How many lines in the listing below include the word "Datum"? Answer with the number and nothing else.

---*---

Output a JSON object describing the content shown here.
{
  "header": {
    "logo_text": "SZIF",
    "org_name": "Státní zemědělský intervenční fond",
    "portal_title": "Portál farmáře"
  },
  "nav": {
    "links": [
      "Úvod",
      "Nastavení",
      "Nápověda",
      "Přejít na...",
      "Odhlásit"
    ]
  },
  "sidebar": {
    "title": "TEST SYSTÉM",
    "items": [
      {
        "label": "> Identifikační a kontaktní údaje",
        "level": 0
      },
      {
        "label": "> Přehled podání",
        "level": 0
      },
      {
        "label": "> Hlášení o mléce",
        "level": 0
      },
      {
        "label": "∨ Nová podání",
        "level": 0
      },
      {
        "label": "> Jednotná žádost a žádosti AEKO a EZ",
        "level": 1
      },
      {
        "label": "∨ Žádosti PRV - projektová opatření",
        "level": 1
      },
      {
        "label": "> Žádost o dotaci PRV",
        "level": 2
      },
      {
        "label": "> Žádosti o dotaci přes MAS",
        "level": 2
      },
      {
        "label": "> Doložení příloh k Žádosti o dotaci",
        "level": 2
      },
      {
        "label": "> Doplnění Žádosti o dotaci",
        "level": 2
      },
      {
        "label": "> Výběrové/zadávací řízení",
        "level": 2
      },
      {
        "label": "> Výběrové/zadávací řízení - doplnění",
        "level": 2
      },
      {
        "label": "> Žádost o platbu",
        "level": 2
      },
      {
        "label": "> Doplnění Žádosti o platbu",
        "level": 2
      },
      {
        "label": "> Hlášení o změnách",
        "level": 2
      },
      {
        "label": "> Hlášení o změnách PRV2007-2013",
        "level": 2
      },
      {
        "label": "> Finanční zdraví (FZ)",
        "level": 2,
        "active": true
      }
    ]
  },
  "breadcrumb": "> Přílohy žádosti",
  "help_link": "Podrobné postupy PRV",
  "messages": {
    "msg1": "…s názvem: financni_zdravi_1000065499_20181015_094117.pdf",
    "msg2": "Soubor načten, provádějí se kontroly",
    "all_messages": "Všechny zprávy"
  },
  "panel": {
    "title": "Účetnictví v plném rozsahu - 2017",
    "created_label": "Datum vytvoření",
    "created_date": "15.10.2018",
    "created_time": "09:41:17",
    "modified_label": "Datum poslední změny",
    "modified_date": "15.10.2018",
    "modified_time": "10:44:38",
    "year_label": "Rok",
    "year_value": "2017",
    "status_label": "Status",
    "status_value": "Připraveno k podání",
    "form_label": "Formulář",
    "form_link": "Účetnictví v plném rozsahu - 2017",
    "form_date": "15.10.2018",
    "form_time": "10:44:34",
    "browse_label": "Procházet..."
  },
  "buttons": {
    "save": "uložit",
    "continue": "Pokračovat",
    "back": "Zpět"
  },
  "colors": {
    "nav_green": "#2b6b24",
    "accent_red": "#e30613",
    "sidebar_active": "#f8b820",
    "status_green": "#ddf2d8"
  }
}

---*---

**Exercise result**
2